What the task asks
Restate the data word for word and leave the images out.
Supplied material start
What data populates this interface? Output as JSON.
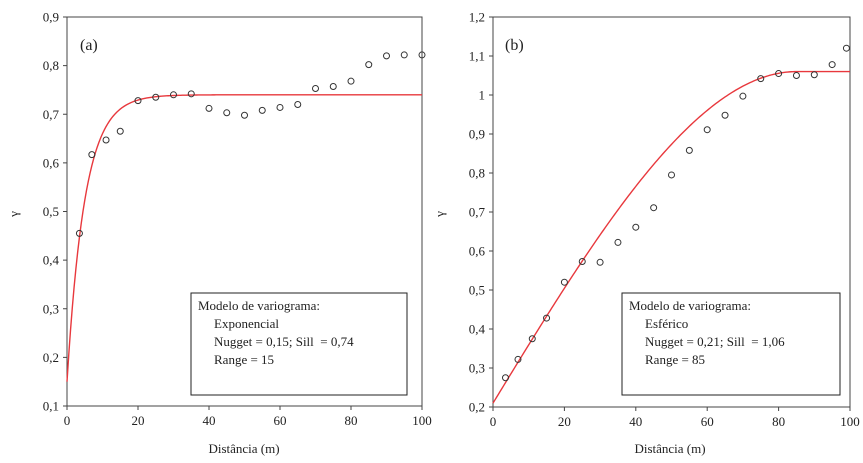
{
  "chart_data": [
    {
      "type": "scatter",
      "panel_label": "(a)",
      "xlabel": "Distância (m)",
      "ylabel": "γ",
      "xlim": [
        0,
        100
      ],
      "ylim": [
        0.1,
        0.9
      ],
      "xticks": [
        "0",
        "20",
        "40",
        "60",
        "80",
        "100"
      ],
      "yticks": [
        "0,1",
        "0,2",
        "0,3",
        "0,4",
        "0,5",
        "0,6",
        "0,7",
        "0,8",
        "0,9"
      ],
      "grid": false,
      "legend_placement": "bottom-right",
      "points": {
        "x": [
          3.5,
          7,
          11,
          15,
          20,
          25,
          30,
          35,
          40,
          45,
          50,
          55,
          60,
          65,
          70,
          75,
          80,
          85,
          90,
          95,
          100
        ],
        "y": [
          0.455,
          0.617,
          0.647,
          0.665,
          0.728,
          0.735,
          0.74,
          0.742,
          0.712,
          0.703,
          0.698,
          0.708,
          0.714,
          0.72,
          0.753,
          0.757,
          0.768,
          0.802,
          0.82,
          0.822,
          0.822
        ]
      },
      "model": {
        "kind": "exponential",
        "nugget": 0.15,
        "sill": 0.74,
        "range": 15,
        "color": "#e8383d"
      },
      "legend_lines": [
        "Modelo de variograma:",
        "Exponencial",
        "Nugget = 0,15; Sill  = 0,74",
        "Range = 15"
      ]
    },
    {
      "type": "scatter",
      "panel_label": "(b)",
      "xlabel": "Distância (m)",
      "ylabel": "γ",
      "xlim": [
        0,
        100
      ],
      "ylim": [
        0.2,
        1.2
      ],
      "xticks": [
        "0",
        "20",
        "40",
        "60",
        "80",
        "100"
      ],
      "yticks": [
        "0,2",
        "0,3",
        "0,4",
        "0,5",
        "0,6",
        "0,7",
        "0,8",
        "0,9",
        "1",
        "1,1",
        "1,2"
      ],
      "grid": false,
      "legend_placement": "bottom-right",
      "points": {
        "x": [
          3.5,
          7,
          11,
          15,
          20,
          25,
          30,
          35,
          40,
          45,
          50,
          55,
          60,
          65,
          70,
          75,
          80,
          85,
          90,
          95,
          99
        ],
        "y": [
          0.275,
          0.322,
          0.375,
          0.428,
          0.52,
          0.573,
          0.571,
          0.622,
          0.661,
          0.711,
          0.795,
          0.858,
          0.911,
          0.948,
          0.997,
          1.042,
          1.055,
          1.05,
          1.052,
          1.078,
          1.12
        ]
      },
      "model": {
        "kind": "spherical",
        "nugget": 0.21,
        "sill": 1.06,
        "range": 85,
        "color": "#e8383d"
      },
      "legend_lines": [
        "Modelo de variograma:",
        "Esférico",
        "Nugget = 0,21; Sill  = 1,06",
        "Range = 85"
      ]
    }
  ]
}
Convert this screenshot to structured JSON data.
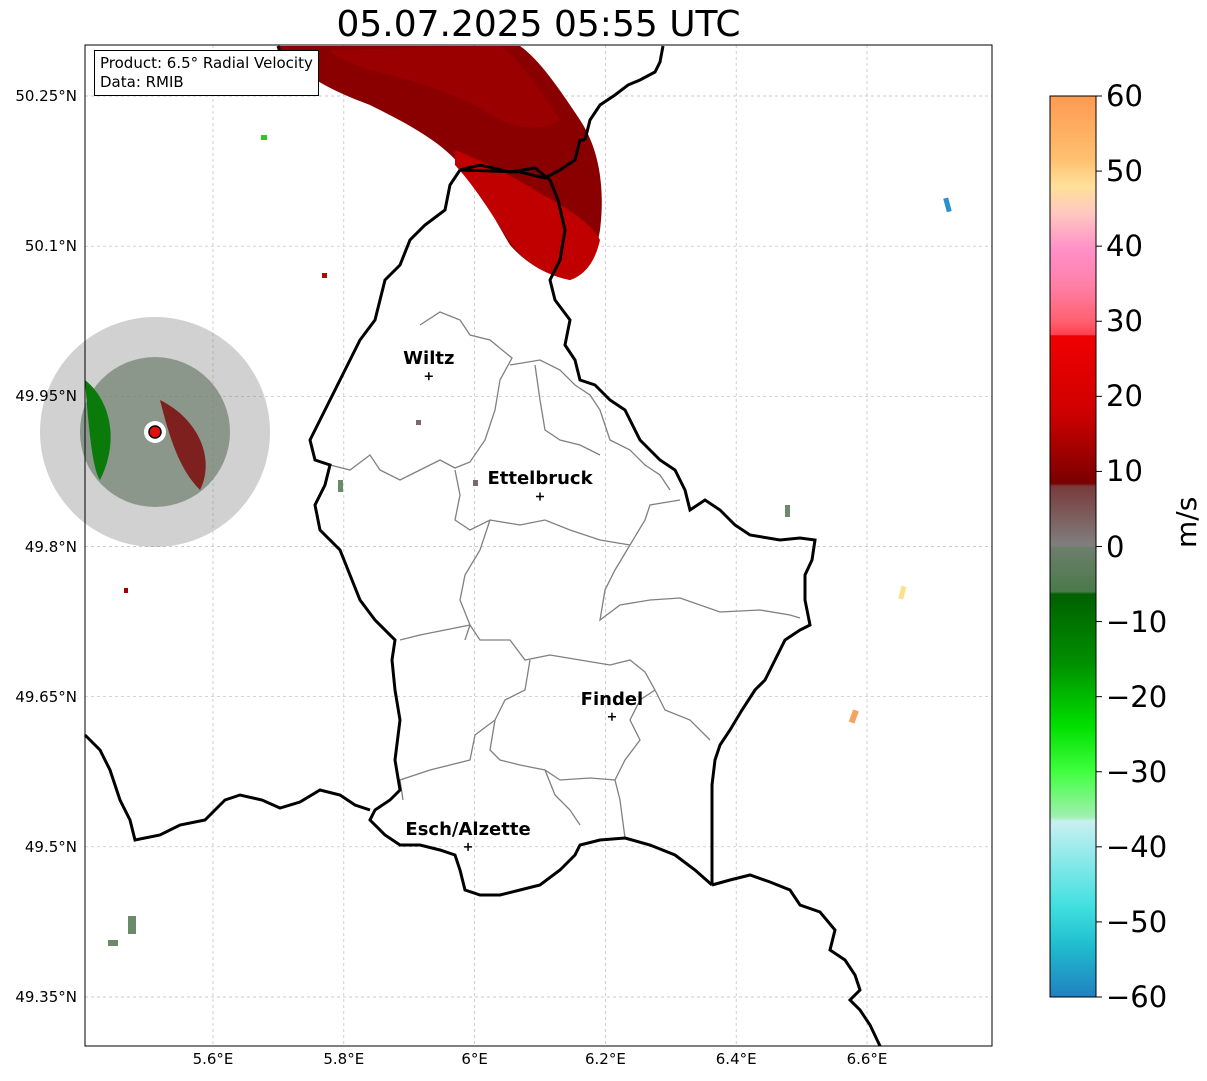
{
  "title": "05.07.2025 05:55 UTC",
  "info": {
    "product": "Product: 6.5° Radial Velocity",
    "data": "Data: RMIB"
  },
  "lat_ticks": [
    "50.25°N",
    "50.1°N",
    "49.95°N",
    "49.8°N",
    "49.65°N",
    "49.5°N",
    "49.35°N"
  ],
  "lon_ticks": [
    "5.6°E",
    "5.8°E",
    "6°E",
    "6.2°E",
    "6.4°E",
    "6.6°E"
  ],
  "cities": [
    {
      "name": "Wiltz",
      "lon": 5.93,
      "lat": 49.97
    },
    {
      "name": "Ettelbruck",
      "lon": 6.1,
      "lat": 49.85
    },
    {
      "name": "Findel",
      "lon": 6.21,
      "lat": 49.63
    },
    {
      "name": "Esch/Alzette",
      "lon": 5.99,
      "lat": 49.5
    }
  ],
  "colorbar": {
    "unit": "m/s",
    "ticks": [
      "60",
      "50",
      "40",
      "30",
      "20",
      "10",
      "0",
      "−10",
      "−20",
      "−30",
      "−40",
      "−50",
      "−60"
    ],
    "range": [
      -60,
      60
    ]
  },
  "colors": {
    "border": "#000000",
    "district": "#808080",
    "radar_site": "#e01010"
  }
}
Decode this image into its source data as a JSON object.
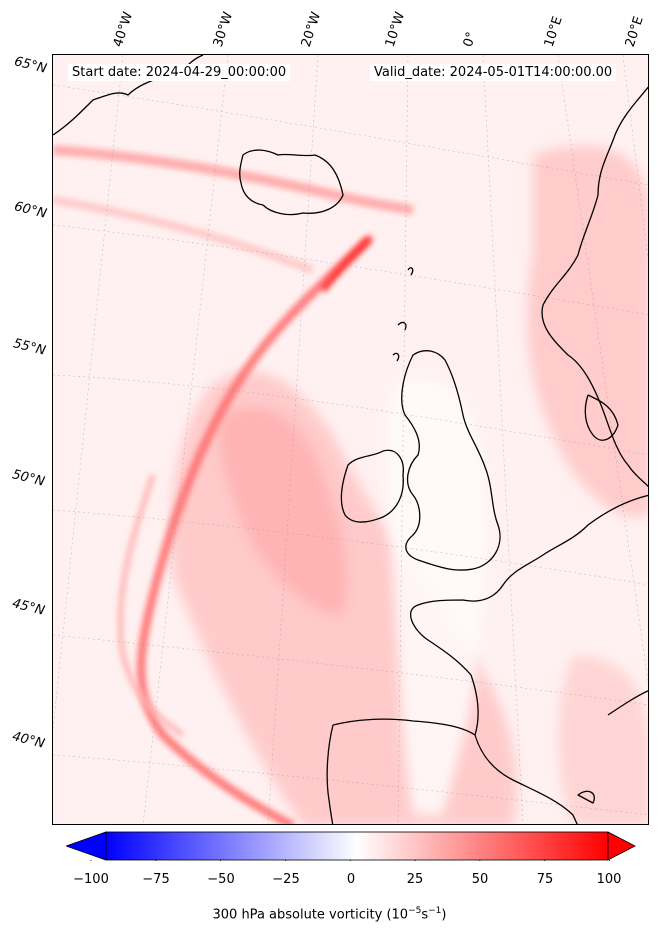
{
  "header": {
    "start_date": "Start date: 2024-04-29_00:00:00",
    "valid_date": "Valid_date: 2024-05-01T14:00:00.00"
  },
  "longitude_labels": [
    "40°W",
    "30°W",
    "20°W",
    "10°W",
    "0°",
    "10°E",
    "20°E"
  ],
  "latitude_labels": [
    "65°N",
    "60°N",
    "55°N",
    "50°N",
    "45°N",
    "40°N"
  ],
  "colorbar": {
    "ticks": [
      "−100",
      "−75",
      "−50",
      "−25",
      "0",
      "25",
      "50",
      "75",
      "100"
    ],
    "title_prefix": "300 hPa absolute vorticity (10",
    "title_exp1": "−5",
    "title_mid": "s",
    "title_exp2": "−1",
    "title_suffix": ")",
    "range": [
      -100,
      100
    ],
    "low_color": "#0000ff",
    "mid_color": "#ffffff",
    "high_color": "#ff0000",
    "extend": "both"
  },
  "map": {
    "projection": "polar-stereographic",
    "coastlines": true,
    "gridlines": "dotted",
    "field": "300 hPa absolute vorticity"
  }
}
Supplied material end
Result below
What data populates this interface? Output as JSON.
{
  "chart_data": [
    {
      "type": "scatter",
      "panel_label": "(a)",
      "xlabel": "Distância (m)",
      "ylabel": "γ",
      "xlim": [
        0,
        100
      ],
      "ylim": [
        0.1,
        0.9
      ],
      "xticks": [
        "0",
        "20",
        "40",
        "60",
        "80",
        "100"
      ],
      "yticks": [
        "0,1",
        "0,2",
        "0,3",
        "0,4",
        "0,5",
        "0,6",
        "0,7",
        "0,8",
        "0,9"
      ],
      "grid": false,
      "legend_placement": "bottom-right",
      "points": {
        "x": [
          3.5,
          7,
          11,
          15,
          20,
          25,
          30,
          35,
          40,
          45,
          50,
          55,
          60,
          65,
          70,
          75,
          80,
          85,
          90,
          95,
          100
        ],
        "y": [
          0.455,
          0.617,
          0.647,
          0.665,
          0.728,
          0.735,
          0.74,
          0.742,
          0.712,
          0.703,
          0.698,
          0.708,
          0.714,
          0.72,
          0.753,
          0.757,
          0.768,
          0.802,
          0.82,
          0.822,
          0.822
        ]
      },
      "model": {
        "kind": "exponential",
        "nugget": 0.15,
        "sill": 0.74,
        "range": 15,
        "color": "#e8383d"
      },
      "legend_lines": [
        "Modelo de variograma:",
        "Exponencial",
        "Nugget = 0,15; Sill  = 0,74",
        "Range = 15"
      ]
    },
    {
      "type": "scatter",
      "panel_label": "(b)",
      "xlabel": "Distância (m)",
      "ylabel": "γ",
      "xlim": [
        0,
        100
      ],
      "ylim": [
        0.2,
        1.2
      ],
      "xticks": [
        "0",
        "20",
        "40",
        "60",
        "80",
        "100"
      ],
      "yticks": [
        "0,2",
        "0,3",
        "0,4",
        "0,5",
        "0,6",
        "0,7",
        "0,8",
        "0,9",
        "1",
        "1,1",
        "1,2"
      ],
      "grid": false,
      "legend_placement": "bottom-right",
      "points": {
        "x": [
          3.5,
          7,
          11,
          15,
          20,
          25,
          30,
          35,
          40,
          45,
          50,
          55,
          60,
          65,
          70,
          75,
          80,
          85,
          90,
          95,
          99
        ],
        "y": [
          0.275,
          0.322,
          0.375,
          0.428,
          0.52,
          0.573,
          0.571,
          0.622,
          0.661,
          0.711,
          0.795,
          0.858,
          0.911,
          0.948,
          0.997,
          1.042,
          1.055,
          1.05,
          1.052,
          1.078,
          1.12
        ]
      },
      "model": {
        "kind": "spherical",
        "nugget": 0.21,
        "sill": 1.06,
        "range": 85,
        "color": "#e8383d"
      },
      "legend_lines": [
        "Modelo de variograma:",
        "Esférico",
        "Nugget = 0,21; Sill  = 1,06",
        "Range = 85"
      ]
    }
  ]
}
Convert this screenshot to structured JSON data.
{
  "title": "05.07.2025 05:55 UTC",
  "info": {
    "product": "Product: 6.5° Radial Velocity",
    "data": "Data: RMIB"
  },
  "lat_ticks": [
    "50.25°N",
    "50.1°N",
    "49.95°N",
    "49.8°N",
    "49.65°N",
    "49.5°N",
    "49.35°N"
  ],
  "lon_ticks": [
    "5.6°E",
    "5.8°E",
    "6°E",
    "6.2°E",
    "6.4°E",
    "6.6°E"
  ],
  "cities": [
    {
      "name": "Wiltz",
      "lon": 5.93,
      "lat": 49.97
    },
    {
      "name": "Ettelbruck",
      "lon": 6.1,
      "lat": 49.85
    },
    {
      "name": "Findel",
      "lon": 6.21,
      "lat": 49.63
    },
    {
      "name": "Esch/Alzette",
      "lon": 5.99,
      "lat": 49.5
    }
  ],
  "colorbar": {
    "unit": "m/s",
    "ticks": [
      "60",
      "50",
      "40",
      "30",
      "20",
      "10",
      "0",
      "−10",
      "−20",
      "−30",
      "−40",
      "−50",
      "−60"
    ],
    "range": [
      -60,
      60
    ]
  },
  "colors": {
    "border": "#000000",
    "district": "#808080",
    "radar_site": "#e01010"
  }
}
Decode this image into its source data as a JSON object.
{
  "header": {
    "start_date": "Start date: 2024-04-29_00:00:00",
    "valid_date": "Valid_date: 2024-05-01T14:00:00.00"
  },
  "longitude_labels": [
    "40°W",
    "30°W",
    "20°W",
    "10°W",
    "0°",
    "10°E",
    "20°E"
  ],
  "latitude_labels": [
    "65°N",
    "60°N",
    "55°N",
    "50°N",
    "45°N",
    "40°N"
  ],
  "colorbar": {
    "ticks": [
      "−100",
      "−75",
      "−50",
      "−25",
      "0",
      "25",
      "50",
      "75",
      "100"
    ],
    "title_prefix": "300 hPa absolute vorticity (10",
    "title_exp1": "−5",
    "title_mid": "s",
    "title_exp2": "−1",
    "title_suffix": ")",
    "range": [
      -100,
      100
    ],
    "low_color": "#0000ff",
    "mid_color": "#ffffff",
    "high_color": "#ff0000",
    "extend": "both"
  },
  "map": {
    "projection": "polar-stereographic",
    "coastlines": true,
    "gridlines": "dotted",
    "field": "300 hPa absolute vorticity"
  }
}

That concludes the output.